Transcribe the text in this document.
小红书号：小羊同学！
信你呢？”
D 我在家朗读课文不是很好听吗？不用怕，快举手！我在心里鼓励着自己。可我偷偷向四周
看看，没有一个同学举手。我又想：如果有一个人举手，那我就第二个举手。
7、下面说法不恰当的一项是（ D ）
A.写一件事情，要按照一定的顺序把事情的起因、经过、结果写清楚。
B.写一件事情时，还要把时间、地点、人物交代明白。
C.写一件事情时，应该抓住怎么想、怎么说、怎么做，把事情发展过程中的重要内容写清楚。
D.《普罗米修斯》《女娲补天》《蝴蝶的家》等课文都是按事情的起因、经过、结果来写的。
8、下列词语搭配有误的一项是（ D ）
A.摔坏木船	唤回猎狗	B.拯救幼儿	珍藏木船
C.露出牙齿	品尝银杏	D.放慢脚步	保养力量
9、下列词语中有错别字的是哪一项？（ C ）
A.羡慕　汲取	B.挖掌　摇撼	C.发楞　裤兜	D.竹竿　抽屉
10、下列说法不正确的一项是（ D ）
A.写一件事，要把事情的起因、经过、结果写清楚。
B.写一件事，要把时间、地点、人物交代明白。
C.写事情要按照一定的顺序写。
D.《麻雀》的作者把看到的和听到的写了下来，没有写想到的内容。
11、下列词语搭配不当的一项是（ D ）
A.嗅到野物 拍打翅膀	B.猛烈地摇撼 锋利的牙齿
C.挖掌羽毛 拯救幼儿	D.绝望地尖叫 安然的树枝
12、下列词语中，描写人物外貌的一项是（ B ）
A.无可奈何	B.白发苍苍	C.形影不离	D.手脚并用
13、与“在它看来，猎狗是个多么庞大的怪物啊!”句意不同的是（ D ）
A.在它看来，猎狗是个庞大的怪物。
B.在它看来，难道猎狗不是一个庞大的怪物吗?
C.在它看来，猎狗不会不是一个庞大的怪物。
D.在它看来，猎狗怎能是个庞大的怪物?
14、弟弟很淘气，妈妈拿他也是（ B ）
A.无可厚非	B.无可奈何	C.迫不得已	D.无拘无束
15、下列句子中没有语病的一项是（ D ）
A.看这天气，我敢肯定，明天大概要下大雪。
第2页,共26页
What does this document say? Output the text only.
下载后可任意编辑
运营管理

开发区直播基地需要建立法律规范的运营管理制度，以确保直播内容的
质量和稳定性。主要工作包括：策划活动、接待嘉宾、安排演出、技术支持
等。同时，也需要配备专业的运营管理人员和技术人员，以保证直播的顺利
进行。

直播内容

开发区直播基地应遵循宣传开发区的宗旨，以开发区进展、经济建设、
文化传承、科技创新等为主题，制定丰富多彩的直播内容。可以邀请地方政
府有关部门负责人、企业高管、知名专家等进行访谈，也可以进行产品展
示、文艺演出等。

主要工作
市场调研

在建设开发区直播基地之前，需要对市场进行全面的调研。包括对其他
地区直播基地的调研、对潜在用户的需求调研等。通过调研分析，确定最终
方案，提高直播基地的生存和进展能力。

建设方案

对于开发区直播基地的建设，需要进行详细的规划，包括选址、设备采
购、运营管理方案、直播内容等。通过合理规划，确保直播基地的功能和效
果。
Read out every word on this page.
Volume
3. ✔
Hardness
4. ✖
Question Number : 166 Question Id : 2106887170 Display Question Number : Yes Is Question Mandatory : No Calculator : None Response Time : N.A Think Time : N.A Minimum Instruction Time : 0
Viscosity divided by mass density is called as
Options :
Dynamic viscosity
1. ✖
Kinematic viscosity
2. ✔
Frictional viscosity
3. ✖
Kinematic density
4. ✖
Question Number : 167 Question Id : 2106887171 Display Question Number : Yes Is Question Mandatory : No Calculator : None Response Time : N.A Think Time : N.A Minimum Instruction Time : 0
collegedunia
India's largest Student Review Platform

AIM:
Repeat the lines from the one containing "What does this" through the end of the listing, exactly and without any other lines; both ends are included.

SOLUTION FOR THIS PROBLEM:
What does this document say? Output the text only.
下载后可任意编辑
运营管理

开发区直播基地需要建立法律规范的运营管理制度，以确保直播内容的
质量和稳定性。主要工作包括：策划活动、接待嘉宾、安排演出、技术支持
等。同时，也需要配备专业的运营管理人员和技术人员，以保证直播的顺利
进行。

直播内容

开发区直播基地应遵循宣传开发区的宗旨，以开发区进展、经济建设、
文化传承、科技创新等为主题，制定丰富多彩的直播内容。可以邀请地方政
府有关部门负责人、企业高管、知名专家等进行访谈，也可以进行产品展
示、文艺演出等。

主要工作
市场调研

在建设开发区直播基地之前，需要对市场进行全面的调研。包括对其他
地区直播基地的调研、对潜在用户的需求调研等。通过调研分析，确定最终
方案，提高直播基地的生存和进展能力。

建设方案

对于开发区直播基地的建设，需要进行详细的规划，包括选址、设备采
购、运营管理方案、直播内容等。通过合理规划，确保直播基地的功能和效
果。
Read out every word on this page.
Volume
3. ✔
Hardness
4. ✖
Question Number : 166 Question Id : 2106887170 Display Question Number : Yes Is Question Mandatory : No Calculator : None Response Time : N.A Think Time : N.A Minimum Instruction Time : 0
Viscosity divided by mass density is called as
Options :
Dynamic viscosity
1. ✖
Kinematic viscosity
2. ✔
Frictional viscosity
3. ✖
Kinematic density
4. ✖
Question Number : 167 Question Id : 2106887171 Display Question Number : Yes Is Question Mandatory : No Calculator : None Response Time : N.A Think Time : N.A Minimum Instruction Time : 0
collegedunia
India's largest Student Review Platform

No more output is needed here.